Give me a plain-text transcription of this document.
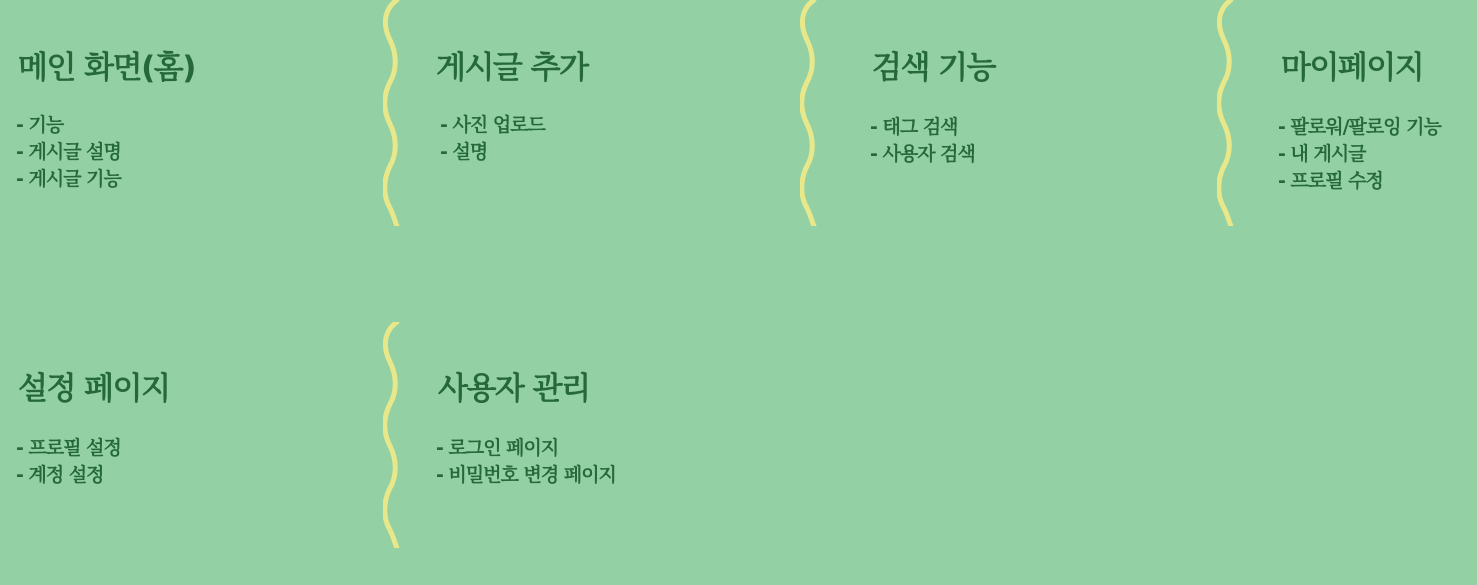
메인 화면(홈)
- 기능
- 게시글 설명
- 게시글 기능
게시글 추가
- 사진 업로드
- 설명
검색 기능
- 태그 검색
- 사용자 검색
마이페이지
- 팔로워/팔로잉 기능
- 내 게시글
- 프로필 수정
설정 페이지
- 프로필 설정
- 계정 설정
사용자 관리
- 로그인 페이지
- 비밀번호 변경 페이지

————

Work to be completed -
Skip the pictures, then retype every line above exactly.

Written solution -
Give me a plain-text transcription of this document.
메인 화면(홈)
- 기능
- 게시글 설명
- 게시글 기능
게시글 추가
- 사진 업로드
- 설명
검색 기능
- 태그 검색
- 사용자 검색
마이페이지
- 팔로워/팔로잉 기능
- 내 게시글
- 프로필 수정
설정 페이지
- 프로필 설정
- 계정 설정
사용자 관리
- 로그인 페이지
- 비밀번호 변경 페이지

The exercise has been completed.